▸ Aim:
Go through the listing and copy each line with the string "name".
===============
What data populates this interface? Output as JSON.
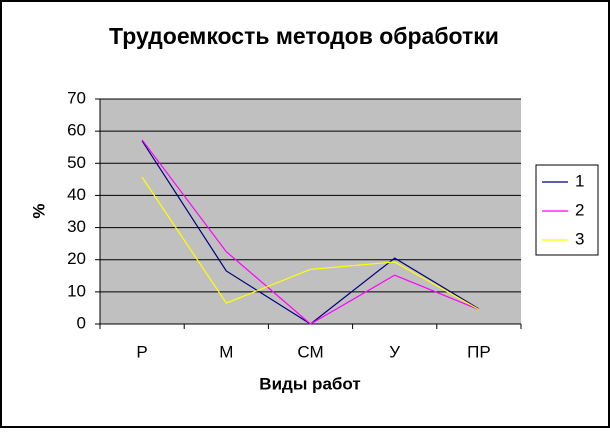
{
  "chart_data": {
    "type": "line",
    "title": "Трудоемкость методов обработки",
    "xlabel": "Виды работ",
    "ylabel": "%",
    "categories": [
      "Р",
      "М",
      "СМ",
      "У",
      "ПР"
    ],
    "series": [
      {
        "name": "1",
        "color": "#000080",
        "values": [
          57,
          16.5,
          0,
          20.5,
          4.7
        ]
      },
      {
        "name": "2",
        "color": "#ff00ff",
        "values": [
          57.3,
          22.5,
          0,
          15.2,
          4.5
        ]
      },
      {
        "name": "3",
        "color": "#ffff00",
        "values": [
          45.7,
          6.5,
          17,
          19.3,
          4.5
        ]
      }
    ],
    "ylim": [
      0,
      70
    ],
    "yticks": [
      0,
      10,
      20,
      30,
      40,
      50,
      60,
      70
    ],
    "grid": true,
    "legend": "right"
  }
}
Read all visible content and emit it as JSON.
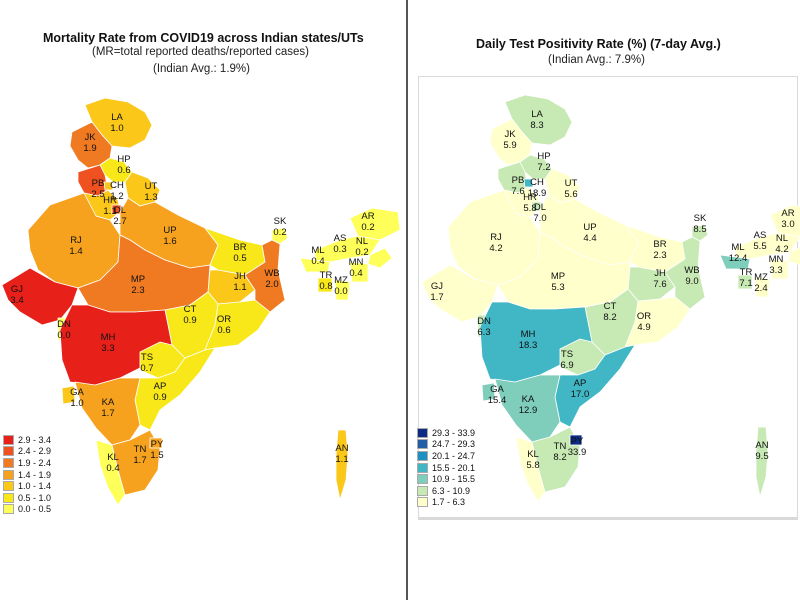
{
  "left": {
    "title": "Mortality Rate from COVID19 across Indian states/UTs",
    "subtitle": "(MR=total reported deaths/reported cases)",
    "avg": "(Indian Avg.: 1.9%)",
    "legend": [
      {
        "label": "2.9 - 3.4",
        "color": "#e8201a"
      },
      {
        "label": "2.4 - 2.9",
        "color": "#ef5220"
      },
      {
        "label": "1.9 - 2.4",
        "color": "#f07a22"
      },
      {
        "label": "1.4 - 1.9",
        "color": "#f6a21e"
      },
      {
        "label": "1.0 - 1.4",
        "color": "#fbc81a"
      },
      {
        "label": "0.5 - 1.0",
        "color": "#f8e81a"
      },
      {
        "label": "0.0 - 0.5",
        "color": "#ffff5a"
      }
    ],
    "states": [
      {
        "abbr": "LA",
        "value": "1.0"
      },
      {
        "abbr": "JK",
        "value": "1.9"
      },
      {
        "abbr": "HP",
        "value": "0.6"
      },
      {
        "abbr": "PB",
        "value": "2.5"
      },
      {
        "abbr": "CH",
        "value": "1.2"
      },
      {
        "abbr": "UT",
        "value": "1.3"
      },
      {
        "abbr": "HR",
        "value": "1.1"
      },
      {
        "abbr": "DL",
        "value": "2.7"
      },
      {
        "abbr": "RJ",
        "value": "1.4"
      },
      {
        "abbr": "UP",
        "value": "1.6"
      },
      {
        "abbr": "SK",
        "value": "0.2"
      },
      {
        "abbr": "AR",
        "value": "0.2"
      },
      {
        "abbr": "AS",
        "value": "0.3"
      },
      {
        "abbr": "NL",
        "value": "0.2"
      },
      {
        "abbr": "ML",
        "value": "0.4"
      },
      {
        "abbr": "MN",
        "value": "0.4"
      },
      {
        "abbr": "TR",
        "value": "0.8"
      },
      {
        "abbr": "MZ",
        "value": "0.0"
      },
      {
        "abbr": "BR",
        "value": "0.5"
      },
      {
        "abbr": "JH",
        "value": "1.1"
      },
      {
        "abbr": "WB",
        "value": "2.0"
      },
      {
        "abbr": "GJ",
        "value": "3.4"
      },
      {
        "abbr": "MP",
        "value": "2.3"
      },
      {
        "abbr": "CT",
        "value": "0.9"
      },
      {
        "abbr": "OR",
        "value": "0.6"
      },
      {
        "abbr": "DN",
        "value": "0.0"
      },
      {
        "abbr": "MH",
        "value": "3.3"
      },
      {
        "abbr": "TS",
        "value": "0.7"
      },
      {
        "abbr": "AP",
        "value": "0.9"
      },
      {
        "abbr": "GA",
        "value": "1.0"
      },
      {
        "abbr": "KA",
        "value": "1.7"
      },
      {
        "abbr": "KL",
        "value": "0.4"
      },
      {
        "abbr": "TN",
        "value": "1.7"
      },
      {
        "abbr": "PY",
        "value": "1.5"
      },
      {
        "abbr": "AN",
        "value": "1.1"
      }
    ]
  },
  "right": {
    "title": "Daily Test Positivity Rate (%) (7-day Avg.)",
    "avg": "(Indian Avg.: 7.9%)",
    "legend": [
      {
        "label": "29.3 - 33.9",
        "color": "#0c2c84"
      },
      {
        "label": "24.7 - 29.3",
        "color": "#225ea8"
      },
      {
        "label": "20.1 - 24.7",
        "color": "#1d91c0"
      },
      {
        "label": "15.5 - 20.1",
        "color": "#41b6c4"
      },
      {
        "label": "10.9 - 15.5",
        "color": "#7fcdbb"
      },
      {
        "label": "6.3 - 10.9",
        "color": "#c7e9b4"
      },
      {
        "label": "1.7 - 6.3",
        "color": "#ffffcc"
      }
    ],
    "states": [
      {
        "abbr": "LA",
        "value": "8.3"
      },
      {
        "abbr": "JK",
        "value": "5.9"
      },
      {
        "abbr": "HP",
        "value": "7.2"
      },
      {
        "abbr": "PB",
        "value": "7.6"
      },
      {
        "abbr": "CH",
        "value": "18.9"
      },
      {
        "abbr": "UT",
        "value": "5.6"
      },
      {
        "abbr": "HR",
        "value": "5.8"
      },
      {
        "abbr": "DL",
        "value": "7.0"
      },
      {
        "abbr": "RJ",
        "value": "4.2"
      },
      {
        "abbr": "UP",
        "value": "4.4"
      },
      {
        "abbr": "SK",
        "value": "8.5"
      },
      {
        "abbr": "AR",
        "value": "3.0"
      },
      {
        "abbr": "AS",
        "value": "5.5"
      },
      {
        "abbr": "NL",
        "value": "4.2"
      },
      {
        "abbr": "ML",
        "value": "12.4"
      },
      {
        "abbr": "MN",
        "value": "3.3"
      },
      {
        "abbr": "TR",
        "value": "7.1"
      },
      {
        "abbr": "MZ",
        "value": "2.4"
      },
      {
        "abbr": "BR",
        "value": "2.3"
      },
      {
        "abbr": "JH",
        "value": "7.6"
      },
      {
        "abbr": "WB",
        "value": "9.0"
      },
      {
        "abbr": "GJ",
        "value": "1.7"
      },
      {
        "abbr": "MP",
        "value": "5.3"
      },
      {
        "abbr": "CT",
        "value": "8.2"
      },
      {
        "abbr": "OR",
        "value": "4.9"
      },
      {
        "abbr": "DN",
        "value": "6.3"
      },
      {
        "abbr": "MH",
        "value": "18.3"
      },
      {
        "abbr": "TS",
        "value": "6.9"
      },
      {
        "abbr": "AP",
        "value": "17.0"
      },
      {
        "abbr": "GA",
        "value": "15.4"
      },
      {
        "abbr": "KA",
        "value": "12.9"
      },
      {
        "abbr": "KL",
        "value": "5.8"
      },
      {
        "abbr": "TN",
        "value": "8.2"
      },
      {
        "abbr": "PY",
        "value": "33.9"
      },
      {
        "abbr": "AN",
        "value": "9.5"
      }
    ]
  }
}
===============
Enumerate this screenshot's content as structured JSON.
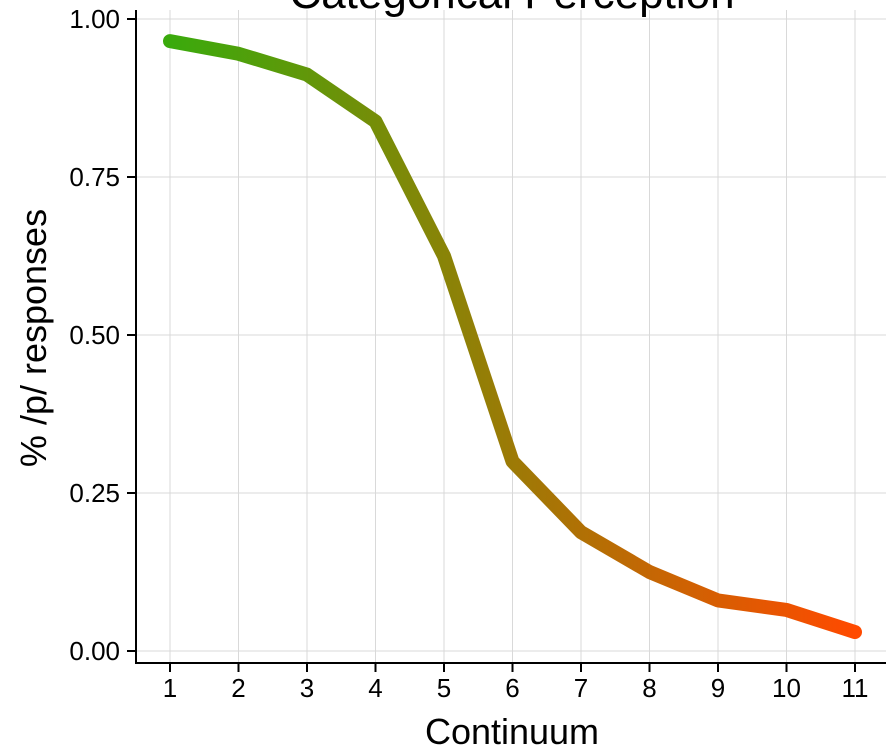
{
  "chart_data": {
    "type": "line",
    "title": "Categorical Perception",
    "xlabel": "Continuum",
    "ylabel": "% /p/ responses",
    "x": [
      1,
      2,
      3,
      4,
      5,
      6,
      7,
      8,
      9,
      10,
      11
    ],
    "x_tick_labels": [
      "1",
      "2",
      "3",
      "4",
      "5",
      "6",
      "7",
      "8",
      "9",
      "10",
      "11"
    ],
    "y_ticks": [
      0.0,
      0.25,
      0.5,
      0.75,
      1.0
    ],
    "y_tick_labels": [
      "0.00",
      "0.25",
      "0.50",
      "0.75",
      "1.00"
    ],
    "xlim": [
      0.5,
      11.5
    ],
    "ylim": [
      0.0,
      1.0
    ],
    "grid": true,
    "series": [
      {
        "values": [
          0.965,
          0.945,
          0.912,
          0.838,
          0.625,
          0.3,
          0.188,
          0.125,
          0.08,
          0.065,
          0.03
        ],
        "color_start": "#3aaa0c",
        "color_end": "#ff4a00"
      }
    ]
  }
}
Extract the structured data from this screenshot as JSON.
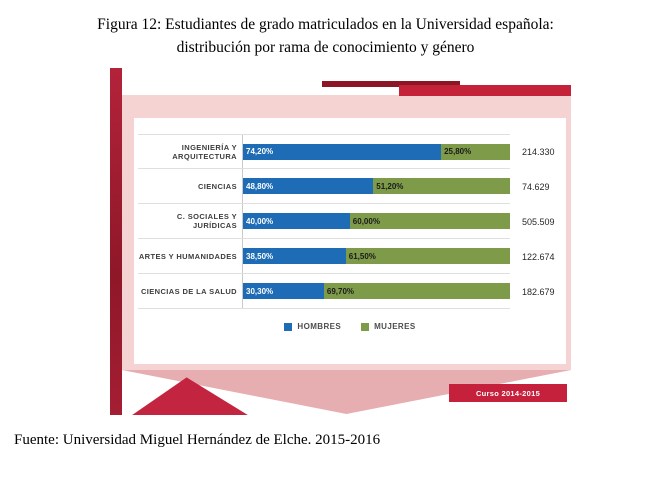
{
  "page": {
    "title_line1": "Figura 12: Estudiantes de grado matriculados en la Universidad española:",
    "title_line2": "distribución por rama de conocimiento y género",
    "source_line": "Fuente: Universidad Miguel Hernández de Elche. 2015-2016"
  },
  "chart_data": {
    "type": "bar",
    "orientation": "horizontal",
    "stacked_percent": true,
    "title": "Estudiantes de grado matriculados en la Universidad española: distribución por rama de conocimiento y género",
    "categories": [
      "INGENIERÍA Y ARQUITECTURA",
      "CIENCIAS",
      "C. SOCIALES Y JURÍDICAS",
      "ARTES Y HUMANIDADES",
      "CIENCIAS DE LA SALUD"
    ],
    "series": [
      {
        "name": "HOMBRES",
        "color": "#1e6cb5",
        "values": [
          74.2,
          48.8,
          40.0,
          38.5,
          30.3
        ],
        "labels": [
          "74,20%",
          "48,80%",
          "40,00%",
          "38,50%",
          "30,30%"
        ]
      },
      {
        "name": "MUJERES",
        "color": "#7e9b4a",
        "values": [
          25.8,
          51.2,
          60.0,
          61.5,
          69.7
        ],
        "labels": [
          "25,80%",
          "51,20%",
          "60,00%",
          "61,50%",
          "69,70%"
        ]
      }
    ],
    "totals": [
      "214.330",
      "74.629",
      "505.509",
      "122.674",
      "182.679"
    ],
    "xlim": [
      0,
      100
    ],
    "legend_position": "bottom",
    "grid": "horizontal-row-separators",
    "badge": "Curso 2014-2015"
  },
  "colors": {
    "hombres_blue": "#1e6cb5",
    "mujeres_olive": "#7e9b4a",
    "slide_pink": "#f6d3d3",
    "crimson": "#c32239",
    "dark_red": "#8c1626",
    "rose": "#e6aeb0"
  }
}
===============
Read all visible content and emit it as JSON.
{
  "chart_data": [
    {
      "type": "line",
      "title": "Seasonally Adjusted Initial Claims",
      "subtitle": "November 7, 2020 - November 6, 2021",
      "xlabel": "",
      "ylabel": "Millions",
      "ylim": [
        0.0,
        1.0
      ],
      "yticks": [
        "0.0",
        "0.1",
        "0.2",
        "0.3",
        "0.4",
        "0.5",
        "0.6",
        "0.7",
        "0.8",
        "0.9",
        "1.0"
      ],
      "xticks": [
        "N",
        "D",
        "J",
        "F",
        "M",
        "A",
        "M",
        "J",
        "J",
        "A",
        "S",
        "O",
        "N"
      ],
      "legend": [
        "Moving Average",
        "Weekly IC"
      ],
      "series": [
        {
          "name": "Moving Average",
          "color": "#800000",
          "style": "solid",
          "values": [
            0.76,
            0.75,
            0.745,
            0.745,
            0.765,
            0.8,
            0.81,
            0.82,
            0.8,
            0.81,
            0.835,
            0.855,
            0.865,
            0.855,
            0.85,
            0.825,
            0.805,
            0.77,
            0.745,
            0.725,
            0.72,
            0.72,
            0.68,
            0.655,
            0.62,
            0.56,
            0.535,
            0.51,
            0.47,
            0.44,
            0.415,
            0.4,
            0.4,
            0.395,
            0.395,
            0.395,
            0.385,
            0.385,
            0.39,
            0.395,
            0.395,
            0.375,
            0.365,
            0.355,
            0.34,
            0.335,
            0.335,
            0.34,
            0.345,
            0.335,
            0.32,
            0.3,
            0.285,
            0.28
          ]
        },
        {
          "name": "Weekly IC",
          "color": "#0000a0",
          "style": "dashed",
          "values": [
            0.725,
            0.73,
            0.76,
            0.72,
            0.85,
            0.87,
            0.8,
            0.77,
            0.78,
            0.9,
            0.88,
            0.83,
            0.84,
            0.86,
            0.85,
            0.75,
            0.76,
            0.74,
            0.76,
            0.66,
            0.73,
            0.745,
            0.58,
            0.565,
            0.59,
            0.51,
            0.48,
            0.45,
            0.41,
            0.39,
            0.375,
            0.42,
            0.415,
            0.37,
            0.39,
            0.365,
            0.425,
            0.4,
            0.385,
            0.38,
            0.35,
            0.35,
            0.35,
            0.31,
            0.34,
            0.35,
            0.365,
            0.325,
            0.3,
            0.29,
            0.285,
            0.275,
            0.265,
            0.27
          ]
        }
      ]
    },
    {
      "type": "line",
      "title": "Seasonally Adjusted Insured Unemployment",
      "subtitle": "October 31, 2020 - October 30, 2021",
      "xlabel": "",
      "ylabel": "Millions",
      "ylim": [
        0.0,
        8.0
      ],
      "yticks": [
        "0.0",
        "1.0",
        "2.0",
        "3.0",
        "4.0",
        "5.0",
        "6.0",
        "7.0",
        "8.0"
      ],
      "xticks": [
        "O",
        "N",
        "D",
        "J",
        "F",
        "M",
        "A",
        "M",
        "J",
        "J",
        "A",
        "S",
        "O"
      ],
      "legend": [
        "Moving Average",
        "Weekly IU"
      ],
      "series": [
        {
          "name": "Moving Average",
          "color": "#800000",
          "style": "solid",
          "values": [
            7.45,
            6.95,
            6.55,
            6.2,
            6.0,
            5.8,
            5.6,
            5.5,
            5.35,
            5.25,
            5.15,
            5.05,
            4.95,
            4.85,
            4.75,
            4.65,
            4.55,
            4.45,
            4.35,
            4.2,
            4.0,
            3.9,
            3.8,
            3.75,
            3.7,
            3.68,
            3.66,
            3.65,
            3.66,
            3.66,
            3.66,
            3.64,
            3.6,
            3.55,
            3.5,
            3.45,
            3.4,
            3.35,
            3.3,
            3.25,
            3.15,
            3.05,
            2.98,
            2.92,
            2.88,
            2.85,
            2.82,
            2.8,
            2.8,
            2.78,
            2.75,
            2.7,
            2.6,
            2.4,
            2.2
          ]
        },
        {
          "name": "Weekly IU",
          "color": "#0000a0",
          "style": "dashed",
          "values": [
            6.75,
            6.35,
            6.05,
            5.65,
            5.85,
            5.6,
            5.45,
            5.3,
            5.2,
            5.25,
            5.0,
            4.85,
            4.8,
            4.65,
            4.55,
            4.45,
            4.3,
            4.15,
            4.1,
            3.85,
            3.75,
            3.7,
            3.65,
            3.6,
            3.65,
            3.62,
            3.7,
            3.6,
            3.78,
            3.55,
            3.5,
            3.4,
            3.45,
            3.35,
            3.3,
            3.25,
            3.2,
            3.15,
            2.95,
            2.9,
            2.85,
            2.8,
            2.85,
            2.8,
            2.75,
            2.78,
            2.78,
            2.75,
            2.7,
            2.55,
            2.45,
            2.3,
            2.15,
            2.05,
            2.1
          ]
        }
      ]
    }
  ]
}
===============
▸ Solved problem:
        "name": "1",
        "name": "2",
        "name": "3",
        "name": "HOMBRES",
        "name": "MUJERES",
          "name": "Moving Average",
          "name": "Weekly IC",
          "name": "Moving Average",
          "name": "Weekly IU",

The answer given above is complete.